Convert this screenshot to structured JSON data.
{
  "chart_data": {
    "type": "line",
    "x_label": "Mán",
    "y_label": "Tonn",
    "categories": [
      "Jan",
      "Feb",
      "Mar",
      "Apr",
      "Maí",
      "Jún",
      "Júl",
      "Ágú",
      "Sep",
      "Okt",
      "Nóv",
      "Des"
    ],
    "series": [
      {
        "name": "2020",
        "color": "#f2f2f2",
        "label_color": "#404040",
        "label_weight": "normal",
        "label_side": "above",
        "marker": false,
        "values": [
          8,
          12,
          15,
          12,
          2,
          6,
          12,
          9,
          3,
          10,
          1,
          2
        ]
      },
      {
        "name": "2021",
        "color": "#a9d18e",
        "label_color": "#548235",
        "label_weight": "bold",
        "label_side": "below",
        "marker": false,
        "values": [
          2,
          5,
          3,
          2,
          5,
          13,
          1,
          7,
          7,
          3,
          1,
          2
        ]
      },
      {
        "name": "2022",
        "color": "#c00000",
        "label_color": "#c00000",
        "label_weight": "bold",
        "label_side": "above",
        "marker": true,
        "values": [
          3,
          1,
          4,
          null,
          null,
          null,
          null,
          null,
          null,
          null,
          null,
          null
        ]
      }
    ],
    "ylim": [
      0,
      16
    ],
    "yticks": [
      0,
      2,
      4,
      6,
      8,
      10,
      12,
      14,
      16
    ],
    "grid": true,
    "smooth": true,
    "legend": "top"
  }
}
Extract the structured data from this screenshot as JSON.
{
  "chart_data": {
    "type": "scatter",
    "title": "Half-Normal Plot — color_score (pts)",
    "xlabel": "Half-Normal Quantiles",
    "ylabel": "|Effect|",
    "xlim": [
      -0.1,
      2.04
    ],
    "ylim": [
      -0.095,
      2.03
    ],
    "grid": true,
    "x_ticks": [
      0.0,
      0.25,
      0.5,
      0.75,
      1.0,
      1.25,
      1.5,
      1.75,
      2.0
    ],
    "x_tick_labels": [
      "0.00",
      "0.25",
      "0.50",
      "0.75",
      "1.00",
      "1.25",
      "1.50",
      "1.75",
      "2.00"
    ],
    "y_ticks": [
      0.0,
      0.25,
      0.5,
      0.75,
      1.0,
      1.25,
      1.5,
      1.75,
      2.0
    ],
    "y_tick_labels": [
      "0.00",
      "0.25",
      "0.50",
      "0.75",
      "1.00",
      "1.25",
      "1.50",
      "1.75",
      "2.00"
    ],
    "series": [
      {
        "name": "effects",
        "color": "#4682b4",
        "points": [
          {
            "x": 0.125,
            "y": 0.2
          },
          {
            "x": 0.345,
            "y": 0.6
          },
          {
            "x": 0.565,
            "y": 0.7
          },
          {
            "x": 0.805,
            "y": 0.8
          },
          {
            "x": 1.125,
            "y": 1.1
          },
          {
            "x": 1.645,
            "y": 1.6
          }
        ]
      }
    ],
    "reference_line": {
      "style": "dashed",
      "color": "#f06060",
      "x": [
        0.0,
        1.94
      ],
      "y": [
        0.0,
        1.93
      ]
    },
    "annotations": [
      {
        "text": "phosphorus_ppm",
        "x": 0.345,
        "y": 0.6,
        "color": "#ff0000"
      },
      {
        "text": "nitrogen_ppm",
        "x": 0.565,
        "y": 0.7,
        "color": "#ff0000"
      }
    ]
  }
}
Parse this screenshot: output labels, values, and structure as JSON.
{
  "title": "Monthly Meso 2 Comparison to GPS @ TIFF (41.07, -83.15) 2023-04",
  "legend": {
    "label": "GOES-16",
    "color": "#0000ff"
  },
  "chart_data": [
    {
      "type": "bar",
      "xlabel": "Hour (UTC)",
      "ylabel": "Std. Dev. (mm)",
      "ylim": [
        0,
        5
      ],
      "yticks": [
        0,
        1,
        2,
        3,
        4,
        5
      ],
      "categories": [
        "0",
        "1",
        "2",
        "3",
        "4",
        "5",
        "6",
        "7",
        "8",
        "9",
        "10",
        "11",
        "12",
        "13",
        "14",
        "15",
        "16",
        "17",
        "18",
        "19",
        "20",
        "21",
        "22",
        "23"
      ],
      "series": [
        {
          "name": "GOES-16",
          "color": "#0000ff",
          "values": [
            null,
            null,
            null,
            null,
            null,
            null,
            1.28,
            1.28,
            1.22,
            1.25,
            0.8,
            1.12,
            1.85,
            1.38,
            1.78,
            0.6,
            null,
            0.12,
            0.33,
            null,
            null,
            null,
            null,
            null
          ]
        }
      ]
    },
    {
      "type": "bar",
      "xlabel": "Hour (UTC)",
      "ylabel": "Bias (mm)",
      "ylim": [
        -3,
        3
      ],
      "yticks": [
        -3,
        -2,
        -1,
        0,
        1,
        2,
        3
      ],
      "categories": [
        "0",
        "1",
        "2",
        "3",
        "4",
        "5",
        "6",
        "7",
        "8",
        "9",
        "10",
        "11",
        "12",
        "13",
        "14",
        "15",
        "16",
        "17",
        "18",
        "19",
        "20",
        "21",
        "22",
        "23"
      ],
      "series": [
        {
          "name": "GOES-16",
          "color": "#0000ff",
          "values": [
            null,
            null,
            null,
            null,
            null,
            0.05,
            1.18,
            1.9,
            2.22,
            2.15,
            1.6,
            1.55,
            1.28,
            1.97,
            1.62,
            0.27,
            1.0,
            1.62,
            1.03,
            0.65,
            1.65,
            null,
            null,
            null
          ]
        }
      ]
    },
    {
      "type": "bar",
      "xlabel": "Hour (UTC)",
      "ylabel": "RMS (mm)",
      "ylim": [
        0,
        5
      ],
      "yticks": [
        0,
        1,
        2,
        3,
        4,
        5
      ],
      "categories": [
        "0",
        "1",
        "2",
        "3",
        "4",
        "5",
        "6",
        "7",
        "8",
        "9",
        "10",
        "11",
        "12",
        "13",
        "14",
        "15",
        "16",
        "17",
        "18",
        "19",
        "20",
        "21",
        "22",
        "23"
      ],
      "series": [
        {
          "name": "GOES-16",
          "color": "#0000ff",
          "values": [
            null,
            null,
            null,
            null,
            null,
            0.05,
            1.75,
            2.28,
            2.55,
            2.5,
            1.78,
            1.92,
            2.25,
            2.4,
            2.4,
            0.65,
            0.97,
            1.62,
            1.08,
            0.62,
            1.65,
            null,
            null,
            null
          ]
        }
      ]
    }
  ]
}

◆ ◆ ◆ ◆ ◆ ◆ ◆

EXERCISE DESCRIPTION –
In the listing above, count each line that holds the string "ylabel". Give the number only.

ANSWER FOR THE TASK –
4